Dataset records:

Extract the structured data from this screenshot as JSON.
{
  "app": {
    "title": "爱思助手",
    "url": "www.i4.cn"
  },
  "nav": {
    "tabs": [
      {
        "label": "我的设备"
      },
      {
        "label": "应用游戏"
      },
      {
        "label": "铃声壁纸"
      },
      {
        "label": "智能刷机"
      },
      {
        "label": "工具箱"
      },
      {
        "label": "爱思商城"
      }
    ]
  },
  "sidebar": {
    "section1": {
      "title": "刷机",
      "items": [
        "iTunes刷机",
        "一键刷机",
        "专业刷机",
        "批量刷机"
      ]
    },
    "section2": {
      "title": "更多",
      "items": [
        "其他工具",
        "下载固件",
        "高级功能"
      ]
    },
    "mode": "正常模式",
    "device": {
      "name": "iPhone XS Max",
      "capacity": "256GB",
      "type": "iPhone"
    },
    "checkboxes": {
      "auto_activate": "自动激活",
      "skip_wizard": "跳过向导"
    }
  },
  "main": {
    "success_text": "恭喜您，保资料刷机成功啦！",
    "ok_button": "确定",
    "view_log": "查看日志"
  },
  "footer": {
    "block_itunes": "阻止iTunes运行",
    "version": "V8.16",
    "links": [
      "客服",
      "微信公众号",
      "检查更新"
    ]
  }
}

GOAL:
Copy the entries above exactly, leaving none out.

OUTPUT BELOW:
Extract the structured data from this screenshot as JSON.
{
  "app": {
    "title": "爱思助手",
    "url": "www.i4.cn"
  },
  "nav": {
    "tabs": [
      {
        "label": "我的设备"
      },
      {
        "label": "应用游戏"
      },
      {
        "label": "铃声壁纸"
      },
      {
        "label": "智能刷机"
      },
      {
        "label": "工具箱"
      },
      {
        "label": "爱思商城"
      }
    ]
  },
  "sidebar": {
    "section1": {
      "title": "刷机",
      "items": [
        "iTunes刷机",
        "一键刷机",
        "专业刷机",
        "批量刷机"
      ]
    },
    "section2": {
      "title": "更多",
      "items": [
        "其他工具",
        "下载固件",
        "高级功能"
      ]
    },
    "mode": "正常模式",
    "device": {
      "name": "iPhone XS Max",
      "capacity": "256GB",
      "type": "iPhone"
    },
    "checkboxes": {
      "auto_activate": "自动激活",
      "skip_wizard": "跳过向导"
    }
  },
  "main": {
    "success_text": "恭喜您，保资料刷机成功啦！",
    "ok_button": "确定",
    "view_log": "查看日志"
  },
  "footer": {
    "block_itunes": "阻止iTunes运行",
    "version": "V8.16",
    "links": [
      "客服",
      "微信公众号",
      "检查更新"
    ]
  }
}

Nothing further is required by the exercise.